§ Dataset rows about figures:
• • • • • • •

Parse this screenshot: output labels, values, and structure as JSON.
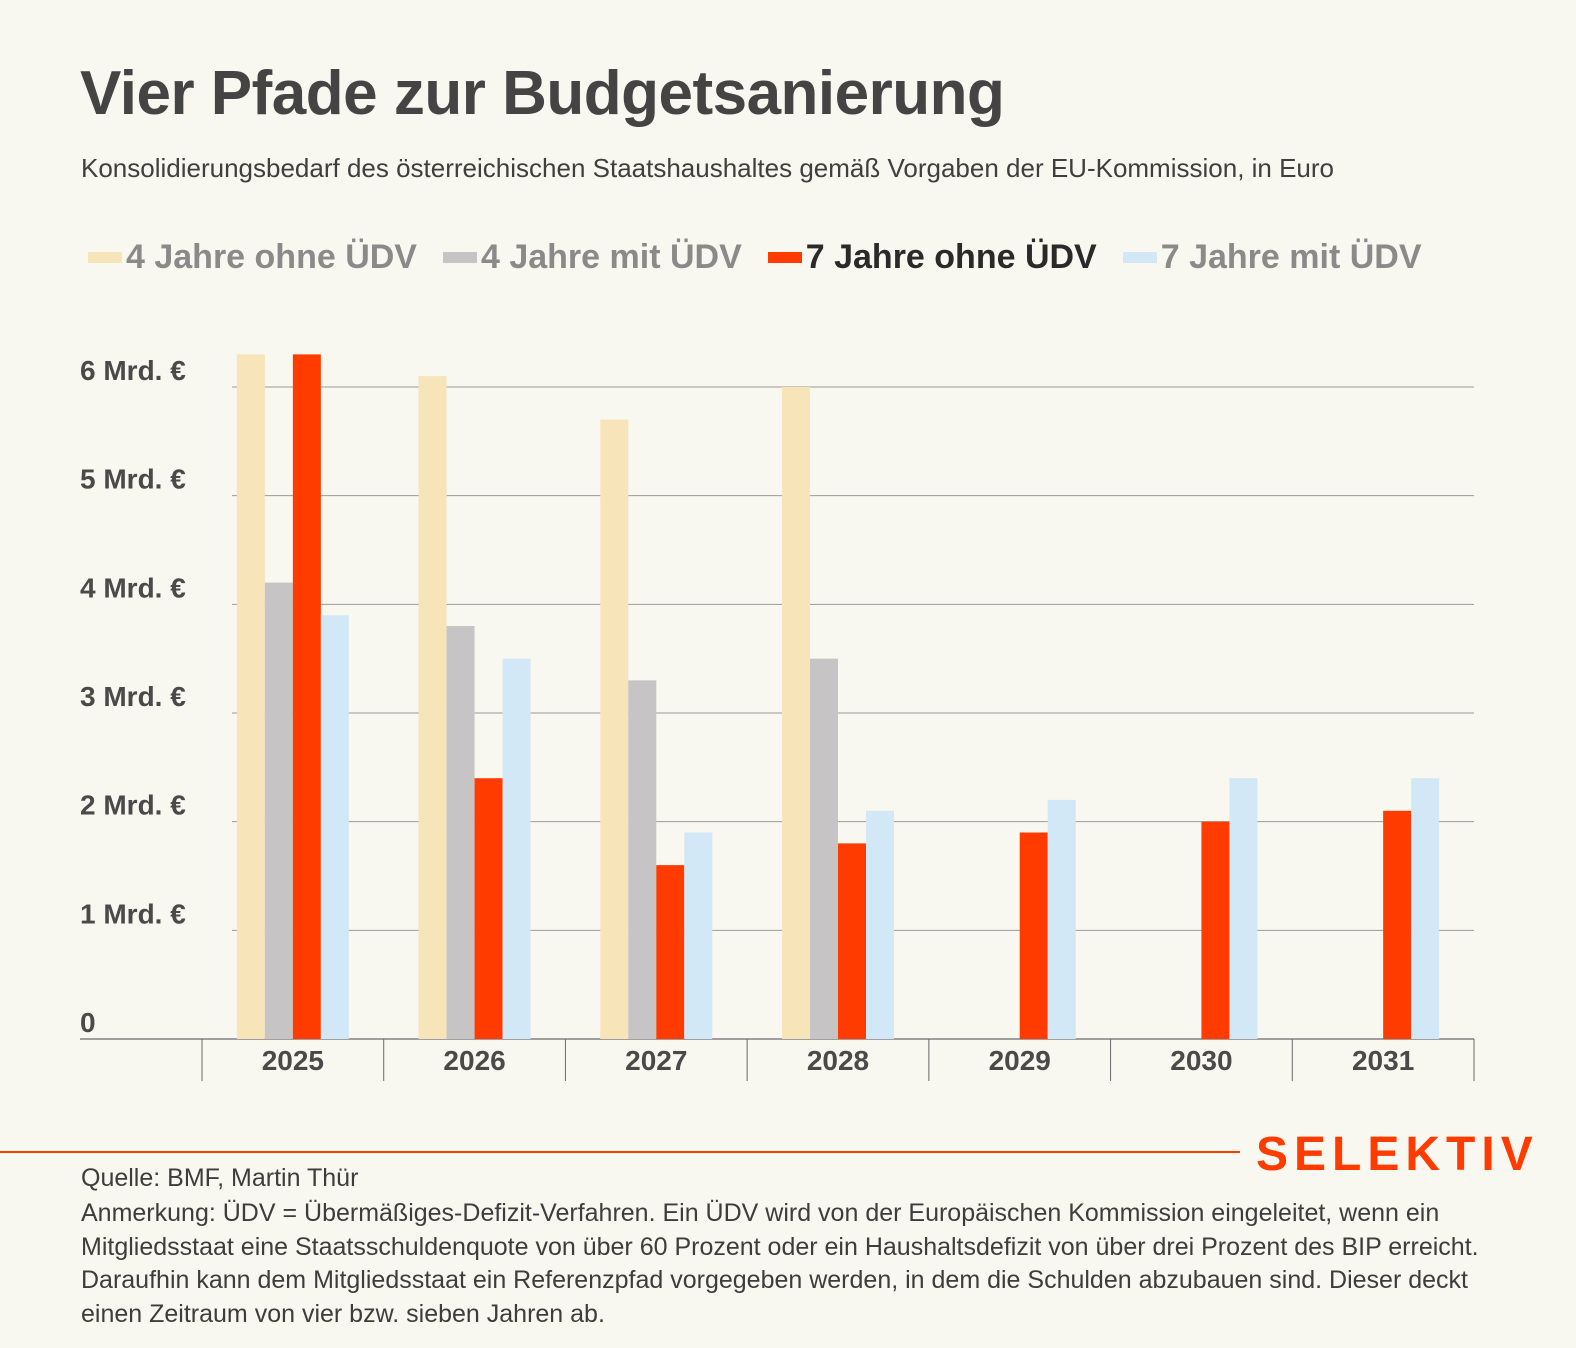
{
  "title": "Vier Pfade zur Budgetsanierung",
  "subtitle": "Konsolidierungsbedarf des österreichischen Staatshaushaltes gemäß Vorgaben der EU-Kommission, in Euro",
  "legend": [
    {
      "label": "4 Jahre ohne ÜDV",
      "color": "#f7e4b8",
      "active": false
    },
    {
      "label": "4 Jahre mit ÜDV",
      "color": "#c6c4c4",
      "active": false
    },
    {
      "label": "7 Jahre ohne ÜDV",
      "color": "#ff3b00",
      "active": true
    },
    {
      "label": "7 Jahre mit ÜDV",
      "color": "#d2e8f6",
      "active": false
    }
  ],
  "chart_data": {
    "type": "bar",
    "categories": [
      "2025",
      "2026",
      "2027",
      "2028",
      "2029",
      "2030",
      "2031"
    ],
    "series": [
      {
        "name": "4 Jahre ohne ÜDV",
        "color": "#f7e4b8",
        "values": [
          6.3,
          6.1,
          5.7,
          6.0,
          null,
          null,
          null
        ]
      },
      {
        "name": "4 Jahre mit ÜDV",
        "color": "#c6c4c4",
        "values": [
          4.2,
          3.8,
          3.3,
          3.5,
          null,
          null,
          null
        ]
      },
      {
        "name": "7 Jahre ohne ÜDV",
        "color": "#ff3b00",
        "values": [
          6.3,
          2.4,
          1.6,
          1.8,
          1.9,
          2.0,
          2.1
        ]
      },
      {
        "name": "7 Jahre mit ÜDV",
        "color": "#d2e8f6",
        "values": [
          3.9,
          3.5,
          1.9,
          2.1,
          2.2,
          2.4,
          2.4
        ]
      }
    ],
    "yticks": [
      0,
      1,
      2,
      3,
      4,
      5,
      6
    ],
    "ytick_labels": [
      "0",
      "1 Mrd. €",
      "2 Mrd. €",
      "3 Mrd. €",
      "4 Mrd. €",
      "5 Mrd. €",
      "6 Mrd. €"
    ],
    "ylim": [
      0,
      6
    ],
    "grid": true,
    "legend_position": "top"
  },
  "footer": {
    "brand": "SELEKTIV",
    "source": "Quelle: BMF, Martin Thür",
    "note": "Anmerkung: ÜDV = Übermäßiges-Defizit-Verfahren. Ein ÜDV wird von der Europäischen Kommission eingeleitet, wenn ein Mitgliedsstaat eine Staatsschuldenquote von über 60 Prozent oder ein Haushaltsdefizit von über drei Prozent des BIP erreicht. Daraufhin kann dem Mitgliedsstaat ein Referenzpfad vorgegeben werden, in dem die Schulden abzubauen sind. Dieser deckt einen Zeitraum von vier bzw. sieben Jahren ab."
  }
}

• • • • • • •

Repeat the entries exactly and keep the pictures out of the copy.

Parse this screenshot: output labels, values, and structure as JSON.
{
  "title": "Vier Pfade zur Budgetsanierung",
  "subtitle": "Konsolidierungsbedarf des österreichischen Staatshaushaltes gemäß Vorgaben der EU-Kommission, in Euro",
  "legend": [
    {
      "label": "4 Jahre ohne ÜDV",
      "color": "#f7e4b8",
      "active": false
    },
    {
      "label": "4 Jahre mit ÜDV",
      "color": "#c6c4c4",
      "active": false
    },
    {
      "label": "7 Jahre ohne ÜDV",
      "color": "#ff3b00",
      "active": true
    },
    {
      "label": "7 Jahre mit ÜDV",
      "color": "#d2e8f6",
      "active": false
    }
  ],
  "chart_data": {
    "type": "bar",
    "categories": [
      "2025",
      "2026",
      "2027",
      "2028",
      "2029",
      "2030",
      "2031"
    ],
    "series": [
      {
        "name": "4 Jahre ohne ÜDV",
        "color": "#f7e4b8",
        "values": [
          6.3,
          6.1,
          5.7,
          6.0,
          null,
          null,
          null
        ]
      },
      {
        "name": "4 Jahre mit ÜDV",
        "color": "#c6c4c4",
        "values": [
          4.2,
          3.8,
          3.3,
          3.5,
          null,
          null,
          null
        ]
      },
      {
        "name": "7 Jahre ohne ÜDV",
        "color": "#ff3b00",
        "values": [
          6.3,
          2.4,
          1.6,
          1.8,
          1.9,
          2.0,
          2.1
        ]
      },
      {
        "name": "7 Jahre mit ÜDV",
        "color": "#d2e8f6",
        "values": [
          3.9,
          3.5,
          1.9,
          2.1,
          2.2,
          2.4,
          2.4
        ]
      }
    ],
    "yticks": [
      0,
      1,
      2,
      3,
      4,
      5,
      6
    ],
    "ytick_labels": [
      "0",
      "1 Mrd. €",
      "2 Mrd. €",
      "3 Mrd. €",
      "4 Mrd. €",
      "5 Mrd. €",
      "6 Mrd. €"
    ],
    "ylim": [
      0,
      6
    ],
    "grid": true,
    "legend_position": "top"
  },
  "footer": {
    "brand": "SELEKTIV",
    "source": "Quelle: BMF, Martin Thür",
    "note": "Anmerkung: ÜDV = Übermäßiges-Defizit-Verfahren. Ein ÜDV wird von der Europäischen Kommission eingeleitet, wenn ein Mitgliedsstaat eine Staatsschuldenquote von über 60 Prozent oder ein Haushaltsdefizit von über drei Prozent des BIP erreicht. Daraufhin kann dem Mitgliedsstaat ein Referenzpfad vorgegeben werden, in dem die Schulden abzubauen sind. Dieser deckt einen Zeitraum von vier bzw. sieben Jahren ab."
  }
}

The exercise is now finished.